• What to produce
Find every line with the word "endpointslice". Copy those lines.

• Stored records
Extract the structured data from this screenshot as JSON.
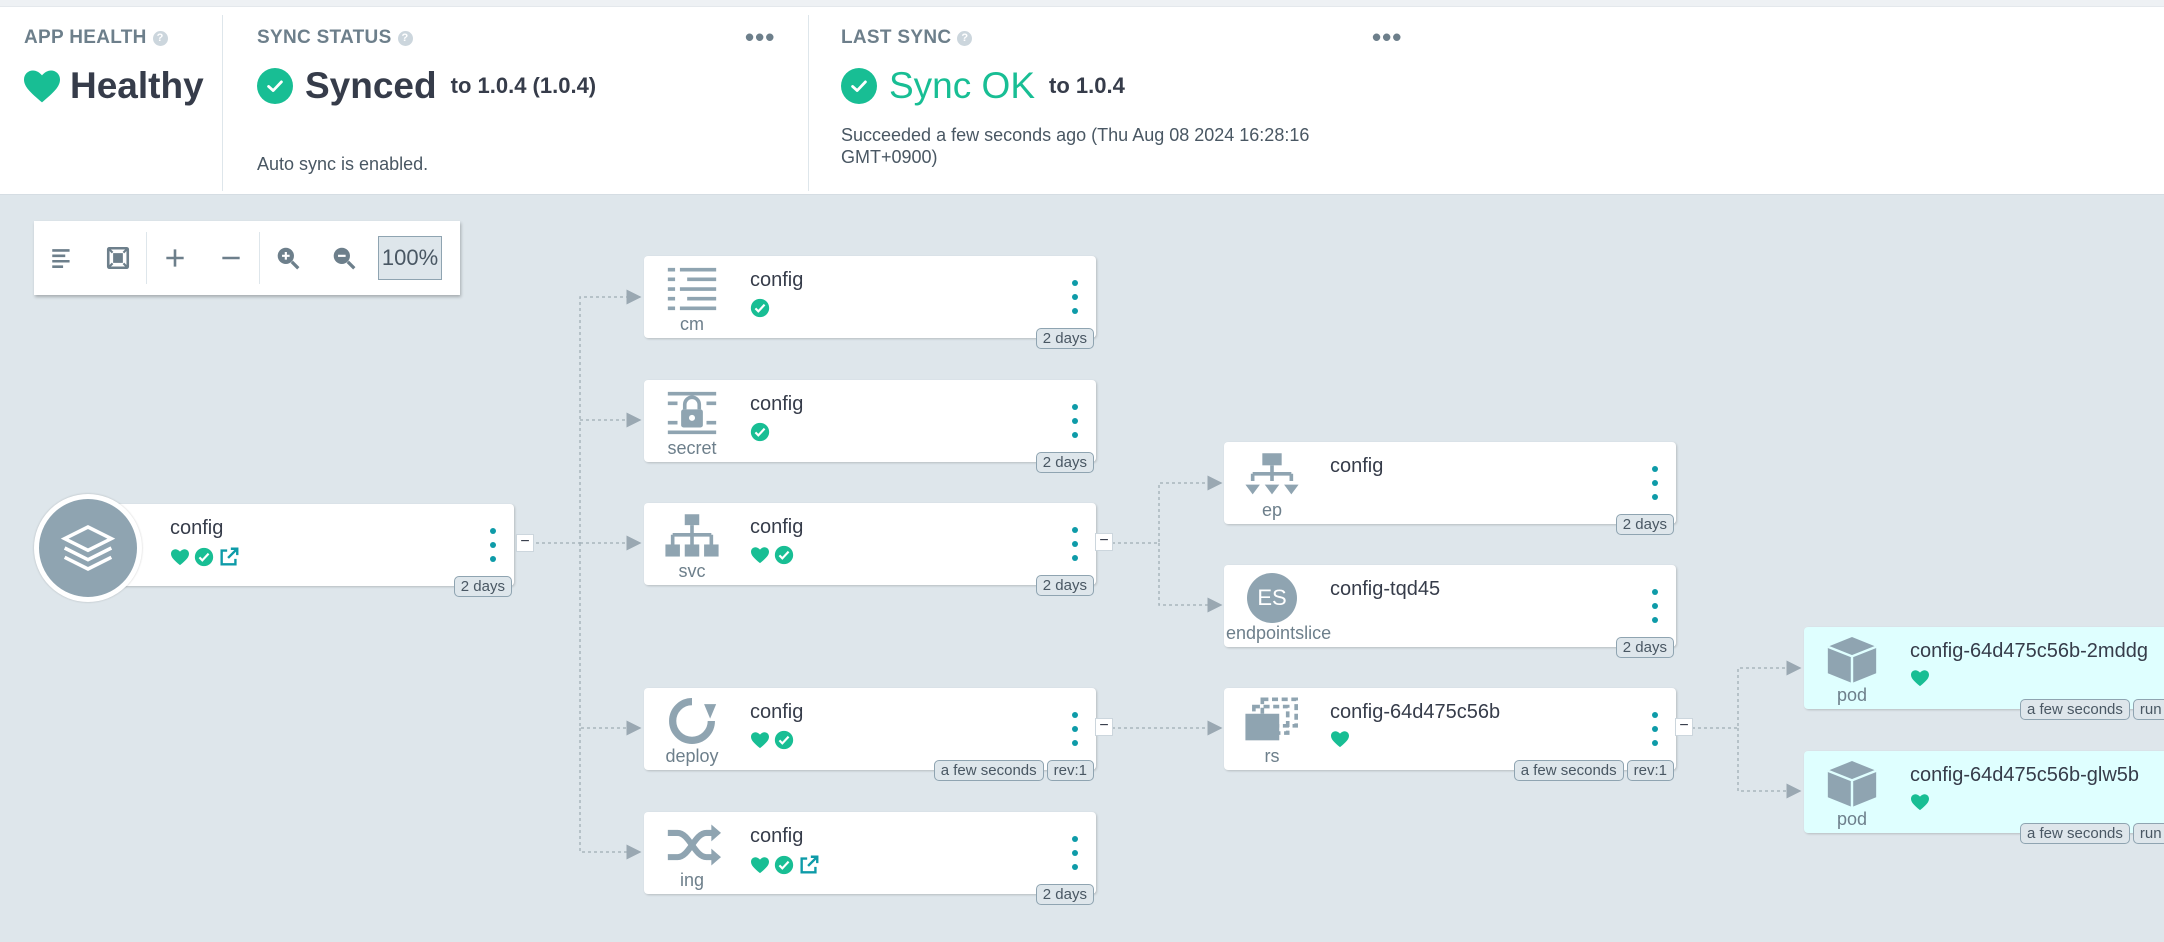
{
  "colors": {
    "ok": "#18be94",
    "accent": "#0e9ba8",
    "bg": "#dee6eb",
    "pod_bg": "#dfffff"
  },
  "app_health": {
    "title": "APP HEALTH",
    "help": "?",
    "status": "Healthy",
    "icon": "heart-icon"
  },
  "sync_status": {
    "title": "SYNC STATUS",
    "help": "?",
    "status": "Synced",
    "to": "to 1.0.4 (1.0.4)",
    "detail": "Auto sync is enabled.",
    "menu": "•••"
  },
  "last_sync": {
    "title": "LAST SYNC",
    "help": "?",
    "status": "Sync OK",
    "to": "to 1.0.4",
    "detail_line1": "Succeeded a few seconds ago (Thu Aug 08 2024 16:28:16",
    "detail_line2": "GMT+0900)",
    "menu": "•••"
  },
  "toolbar": {
    "zoom": "100%",
    "buttons": [
      "align-left-icon",
      "fit-screen-icon",
      "expand-icon",
      "collapse-icon",
      "zoom-in-icon",
      "zoom-out-icon"
    ]
  },
  "nodes": {
    "app": {
      "name": "config",
      "age": "2 days"
    },
    "cm": {
      "name": "config",
      "kind": "cm",
      "age": "2 days"
    },
    "secret": {
      "name": "config",
      "kind": "secret",
      "age": "2 days"
    },
    "svc": {
      "name": "config",
      "kind": "svc",
      "age": "2 days"
    },
    "deploy": {
      "name": "config",
      "kind": "deploy",
      "age": "a few seconds",
      "rev": "rev:1"
    },
    "ing": {
      "name": "config",
      "kind": "ing",
      "age": "2 days"
    },
    "ep": {
      "name": "config",
      "kind": "ep",
      "age": "2 days"
    },
    "endpointslice": {
      "name": "config-tqd45",
      "kind": "endpointslice",
      "badge": "ES",
      "age": "2 days"
    },
    "rs": {
      "name": "config-64d475c56b",
      "kind": "rs",
      "age": "a few seconds",
      "rev": "rev:1"
    },
    "pod1": {
      "name": "config-64d475c56b-2mddg",
      "kind": "pod",
      "age": "a few seconds",
      "extra": "run"
    },
    "pod2": {
      "name": "config-64d475c56b-glw5b",
      "kind": "pod",
      "age": "a few seconds",
      "extra": "run"
    }
  }
}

• The output
    "endpointslice": {
      "kind": "endpointslice",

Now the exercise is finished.